» WHAT YOU ARE ASKED TO DO
Give the entries back exactly, dropping each image.

===== EXERCISE MATERIAL =====

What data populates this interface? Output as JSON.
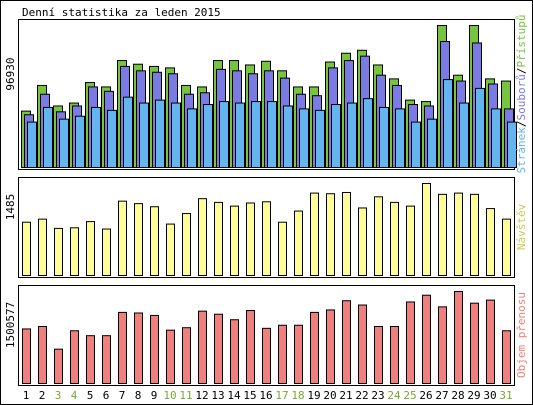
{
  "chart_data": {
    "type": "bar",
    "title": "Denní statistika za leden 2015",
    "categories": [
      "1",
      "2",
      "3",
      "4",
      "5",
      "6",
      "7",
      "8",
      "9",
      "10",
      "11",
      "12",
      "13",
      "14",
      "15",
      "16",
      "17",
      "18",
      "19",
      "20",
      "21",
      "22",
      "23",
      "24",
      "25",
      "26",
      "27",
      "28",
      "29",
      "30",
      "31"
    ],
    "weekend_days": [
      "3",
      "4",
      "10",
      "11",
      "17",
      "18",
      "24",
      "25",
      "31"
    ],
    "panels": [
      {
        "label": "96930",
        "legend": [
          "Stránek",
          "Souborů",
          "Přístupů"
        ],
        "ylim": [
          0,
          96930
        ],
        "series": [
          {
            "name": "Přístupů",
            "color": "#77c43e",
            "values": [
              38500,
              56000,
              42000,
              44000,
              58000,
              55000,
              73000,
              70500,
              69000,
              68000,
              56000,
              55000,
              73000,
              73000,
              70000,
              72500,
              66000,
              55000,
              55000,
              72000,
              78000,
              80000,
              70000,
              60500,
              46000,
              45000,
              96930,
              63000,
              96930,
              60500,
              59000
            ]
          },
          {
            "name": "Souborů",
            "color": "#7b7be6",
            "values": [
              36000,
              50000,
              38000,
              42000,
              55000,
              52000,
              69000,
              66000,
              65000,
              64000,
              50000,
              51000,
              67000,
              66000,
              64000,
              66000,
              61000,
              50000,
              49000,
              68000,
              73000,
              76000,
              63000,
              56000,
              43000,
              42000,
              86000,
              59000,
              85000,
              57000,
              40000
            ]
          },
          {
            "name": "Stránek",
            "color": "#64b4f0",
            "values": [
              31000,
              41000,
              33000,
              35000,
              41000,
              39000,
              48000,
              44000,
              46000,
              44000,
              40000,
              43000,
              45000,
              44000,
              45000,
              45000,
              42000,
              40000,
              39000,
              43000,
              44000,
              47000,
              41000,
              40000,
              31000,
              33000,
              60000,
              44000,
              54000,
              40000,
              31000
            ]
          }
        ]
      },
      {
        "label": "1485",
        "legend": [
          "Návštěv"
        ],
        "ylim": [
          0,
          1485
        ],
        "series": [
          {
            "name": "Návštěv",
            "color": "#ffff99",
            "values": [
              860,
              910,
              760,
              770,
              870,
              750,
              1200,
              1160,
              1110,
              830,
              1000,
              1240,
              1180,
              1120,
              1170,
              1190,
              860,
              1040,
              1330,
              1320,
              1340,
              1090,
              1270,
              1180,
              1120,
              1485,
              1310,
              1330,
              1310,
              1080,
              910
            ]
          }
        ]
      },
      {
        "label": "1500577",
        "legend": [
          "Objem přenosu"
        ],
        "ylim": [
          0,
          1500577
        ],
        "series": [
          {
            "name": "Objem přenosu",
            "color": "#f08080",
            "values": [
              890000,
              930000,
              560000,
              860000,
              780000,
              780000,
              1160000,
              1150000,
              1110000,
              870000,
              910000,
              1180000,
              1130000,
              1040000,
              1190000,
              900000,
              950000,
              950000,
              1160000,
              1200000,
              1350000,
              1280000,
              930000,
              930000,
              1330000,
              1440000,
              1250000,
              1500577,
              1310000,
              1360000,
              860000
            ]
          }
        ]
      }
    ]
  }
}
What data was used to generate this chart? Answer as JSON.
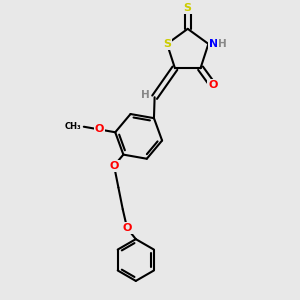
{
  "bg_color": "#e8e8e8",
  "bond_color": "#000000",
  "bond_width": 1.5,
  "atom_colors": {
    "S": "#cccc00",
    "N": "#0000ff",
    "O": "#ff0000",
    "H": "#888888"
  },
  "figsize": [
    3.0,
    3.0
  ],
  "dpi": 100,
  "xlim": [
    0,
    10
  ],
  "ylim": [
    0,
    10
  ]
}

=====

» WRITTEN SOLUTION
What data populates this interface? Output as JSON.
{
  "chart_data": {
    "type": "bar",
    "title": "Denní statistika za leden 2015",
    "categories": [
      "1",
      "2",
      "3",
      "4",
      "5",
      "6",
      "7",
      "8",
      "9",
      "10",
      "11",
      "12",
      "13",
      "14",
      "15",
      "16",
      "17",
      "18",
      "19",
      "20",
      "21",
      "22",
      "23",
      "24",
      "25",
      "26",
      "27",
      "28",
      "29",
      "30",
      "31"
    ],
    "weekend_days": [
      "3",
      "4",
      "10",
      "11",
      "17",
      "18",
      "24",
      "25",
      "31"
    ],
    "panels": [
      {
        "label": "96930",
        "legend": [
          "Stránek",
          "Souborů",
          "Přístupů"
        ],
        "ylim": [
          0,
          96930
        ],
        "series": [
          {
            "name": "Přístupů",
            "color": "#77c43e",
            "values": [
              38500,
              56000,
              42000,
              44000,
              58000,
              55000,
              73000,
              70500,
              69000,
              68000,
              56000,
              55000,
              73000,
              73000,
              70000,
              72500,
              66000,
              55000,
              55000,
              72000,
              78000,
              80000,
              70000,
              60500,
              46000,
              45000,
              96930,
              63000,
              96930,
              60500,
              59000
            ]
          },
          {
            "name": "Souborů",
            "color": "#7b7be6",
            "values": [
              36000,
              50000,
              38000,
              42000,
              55000,
              52000,
              69000,
              66000,
              65000,
              64000,
              50000,
              51000,
              67000,
              66000,
              64000,
              66000,
              61000,
              50000,
              49000,
              68000,
              73000,
              76000,
              63000,
              56000,
              43000,
              42000,
              86000,
              59000,
              85000,
              57000,
              40000
            ]
          },
          {
            "name": "Stránek",
            "color": "#64b4f0",
            "values": [
              31000,
              41000,
              33000,
              35000,
              41000,
              39000,
              48000,
              44000,
              46000,
              44000,
              40000,
              43000,
              45000,
              44000,
              45000,
              45000,
              42000,
              40000,
              39000,
              43000,
              44000,
              47000,
              41000,
              40000,
              31000,
              33000,
              60000,
              44000,
              54000,
              40000,
              31000
            ]
          }
        ]
      },
      {
        "label": "1485",
        "legend": [
          "Návštěv"
        ],
        "ylim": [
          0,
          1485
        ],
        "series": [
          {
            "name": "Návštěv",
            "color": "#ffff99",
            "values": [
              860,
              910,
              760,
              770,
              870,
              750,
              1200,
              1160,
              1110,
              830,
              1000,
              1240,
              1180,
              1120,
              1170,
              1190,
              860,
              1040,
              1330,
              1320,
              1340,
              1090,
              1270,
              1180,
              1120,
              1485,
              1310,
              1330,
              1310,
              1080,
              910
            ]
          }
        ]
      },
      {
        "label": "1500577",
        "legend": [
          "Objem přenosu"
        ],
        "ylim": [
          0,
          1500577
        ],
        "series": [
          {
            "name": "Objem přenosu",
            "color": "#f08080",
            "values": [
              890000,
              930000,
              560000,
              860000,
              780000,
              780000,
              1160000,
              1150000,
              1110000,
              870000,
              910000,
              1180000,
              1130000,
              1040000,
              1190000,
              900000,
              950000,
              950000,
              1160000,
              1200000,
              1350000,
              1280000,
              930000,
              930000,
              1330000,
              1440000,
              1250000,
              1500577,
              1310000,
              1360000,
              860000
            ]
          }
        ]
      }
    ]
  }
}
What data was used to generate this chart? Answer as JSON.
{
  "bg_color": "#e8e8e8",
  "bond_color": "#000000",
  "bond_width": 1.5,
  "atom_colors": {
    "S": "#cccc00",
    "N": "#0000ff",
    "O": "#ff0000",
    "H": "#888888"
  },
  "figsize": [
    3.0,
    3.0
  ],
  "dpi": 100,
  "xlim": [
    0,
    10
  ],
  "ylim": [
    0,
    10
  ]
}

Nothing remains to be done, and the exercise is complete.